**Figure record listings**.
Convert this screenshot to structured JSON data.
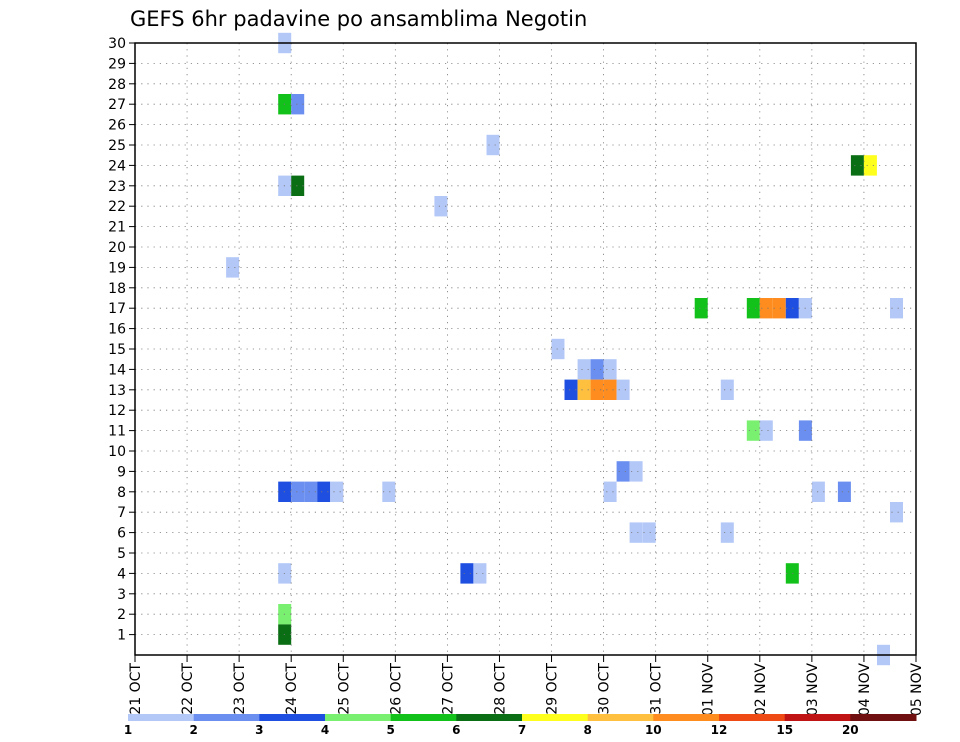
{
  "chart_data": {
    "type": "heatmap",
    "title": "GEFS 6hr padavine po ansamblima Negotin",
    "x_tick_labels": [
      "21 OCT",
      "22 OCT",
      "23 OCT",
      "24 OCT",
      "25 OCT",
      "26 OCT",
      "27 OCT",
      "28 OCT",
      "29 OCT",
      "30 OCT",
      "31 OCT",
      "01 NOV",
      "02 NOV",
      "03 NOV",
      "04 NOV",
      "05 NOV"
    ],
    "y_tick_labels": [
      1,
      2,
      3,
      4,
      5,
      6,
      7,
      8,
      9,
      10,
      11,
      12,
      13,
      14,
      15,
      16,
      17,
      18,
      19,
      20,
      21,
      22,
      23,
      24,
      25,
      26,
      27,
      28,
      29,
      30
    ],
    "ylim": [
      0,
      30
    ],
    "grid": true,
    "legend": {
      "position": "bottom",
      "levels": [
        "1",
        "2",
        "3",
        "4",
        "5",
        "6",
        "7",
        "8",
        "10",
        "12",
        "15",
        "20"
      ],
      "colors": [
        "#b4c8f8",
        "#6b8ff0",
        "#1f4fe0",
        "#7af070",
        "#12c21a",
        "#0a6e14",
        "#ffff1e",
        "#ffc040",
        "#ff8c1e",
        "#f04a14",
        "#c01414",
        "#701010"
      ]
    },
    "cells": [
      {
        "member": 30,
        "day": 2.75,
        "v": 1.5
      },
      {
        "member": 27,
        "day": 2.75,
        "v": 5.5
      },
      {
        "member": 27,
        "day": 3.0,
        "v": 2.5
      },
      {
        "member": 25,
        "day": 6.75,
        "v": 1.5
      },
      {
        "member": 24,
        "day": 13.75,
        "v": 6.5
      },
      {
        "member": 24,
        "day": 14.0,
        "v": 7.5
      },
      {
        "member": 23,
        "day": 2.75,
        "v": 1.5
      },
      {
        "member": 23,
        "day": 3.0,
        "v": 6.5
      },
      {
        "member": 22,
        "day": 5.75,
        "v": 1.5
      },
      {
        "member": 19,
        "day": 1.75,
        "v": 1.5
      },
      {
        "member": 17,
        "day": 10.75,
        "v": 5.5
      },
      {
        "member": 17,
        "day": 11.75,
        "v": 5.5
      },
      {
        "member": 17,
        "day": 12.0,
        "v": 11
      },
      {
        "member": 17,
        "day": 12.25,
        "v": 11
      },
      {
        "member": 17,
        "day": 12.5,
        "v": 3.5
      },
      {
        "member": 17,
        "day": 12.75,
        "v": 1.5
      },
      {
        "member": 17,
        "day": 14.5,
        "v": 1.5
      },
      {
        "member": 15,
        "day": 8.0,
        "v": 1.5
      },
      {
        "member": 14,
        "day": 8.5,
        "v": 1.5
      },
      {
        "member": 14,
        "day": 8.75,
        "v": 2.5
      },
      {
        "member": 14,
        "day": 9.0,
        "v": 1.5
      },
      {
        "member": 13,
        "day": 8.25,
        "v": 3.5
      },
      {
        "member": 13,
        "day": 8.5,
        "v": 9
      },
      {
        "member": 13,
        "day": 8.75,
        "v": 11
      },
      {
        "member": 13,
        "day": 9.0,
        "v": 11
      },
      {
        "member": 13,
        "day": 9.25,
        "v": 1.5
      },
      {
        "member": 13,
        "day": 11.25,
        "v": 1.5
      },
      {
        "member": 11,
        "day": 11.75,
        "v": 4.5
      },
      {
        "member": 11,
        "day": 12.0,
        "v": 1.5
      },
      {
        "member": 11,
        "day": 12.75,
        "v": 2.5
      },
      {
        "member": 9,
        "day": 9.25,
        "v": 2.5
      },
      {
        "member": 9,
        "day": 9.5,
        "v": 1.5
      },
      {
        "member": 8,
        "day": 2.75,
        "v": 3.5
      },
      {
        "member": 8,
        "day": 3.0,
        "v": 2.5
      },
      {
        "member": 8,
        "day": 3.25,
        "v": 2.5
      },
      {
        "member": 8,
        "day": 3.5,
        "v": 3.5
      },
      {
        "member": 8,
        "day": 3.75,
        "v": 1.5
      },
      {
        "member": 8,
        "day": 4.75,
        "v": 1.5
      },
      {
        "member": 8,
        "day": 9.0,
        "v": 1.5
      },
      {
        "member": 8,
        "day": 13.0,
        "v": 1.5
      },
      {
        "member": 8,
        "day": 13.5,
        "v": 2.5
      },
      {
        "member": 7,
        "day": 14.5,
        "v": 1.5
      },
      {
        "member": 6,
        "day": 9.5,
        "v": 1.5
      },
      {
        "member": 6,
        "day": 9.75,
        "v": 1.5
      },
      {
        "member": 6,
        "day": 11.25,
        "v": 1.5
      },
      {
        "member": 4,
        "day": 2.75,
        "v": 1.5
      },
      {
        "member": 4,
        "day": 6.25,
        "v": 3.5
      },
      {
        "member": 4,
        "day": 6.5,
        "v": 1.5
      },
      {
        "member": 4,
        "day": 12.5,
        "v": 5.5
      },
      {
        "member": 2,
        "day": 2.75,
        "v": 4.5
      },
      {
        "member": 1,
        "day": 2.75,
        "v": 6.5
      },
      {
        "member": 0,
        "day": 14.25,
        "v": 1.5
      }
    ]
  }
}
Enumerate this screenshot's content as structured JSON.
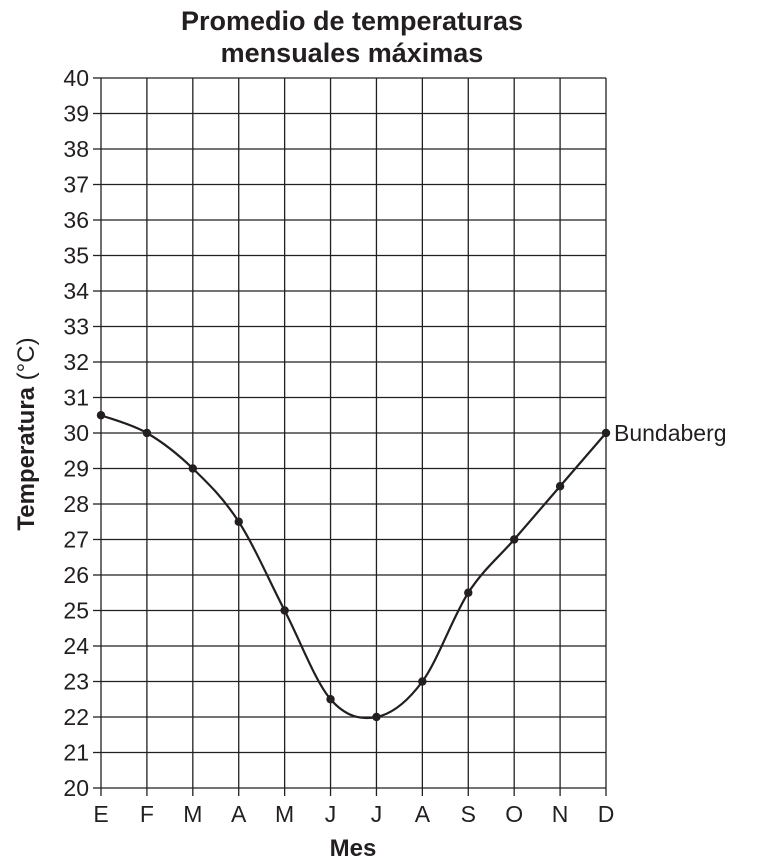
{
  "chart_data": {
    "type": "line",
    "title_line1": "Promedio de temperaturas",
    "title_line2": "mensuales máximas",
    "xlabel": "Mes",
    "ylabel": "Temperatura",
    "ylabel_unit": "(°C)",
    "categories": [
      "E",
      "F",
      "M",
      "A",
      "M",
      "J",
      "J",
      "A",
      "S",
      "O",
      "N",
      "D"
    ],
    "ylim": [
      20,
      40
    ],
    "yticks": [
      20,
      21,
      22,
      23,
      24,
      25,
      26,
      27,
      28,
      29,
      30,
      31,
      32,
      33,
      34,
      35,
      36,
      37,
      38,
      39,
      40
    ],
    "grid": true,
    "series": [
      {
        "name": "Bundaberg",
        "values": [
          30.5,
          30,
          29,
          27.5,
          25,
          22.5,
          22,
          23,
          25.5,
          27,
          28.5,
          30
        ],
        "color": "#231f20"
      }
    ]
  }
}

**Challenge**. Where a line in the material contains "structured", copy that line.

**Exercise result**.
Convert this screenshot to structured JSON data.
Enumerate this screenshot's content as structured JSON.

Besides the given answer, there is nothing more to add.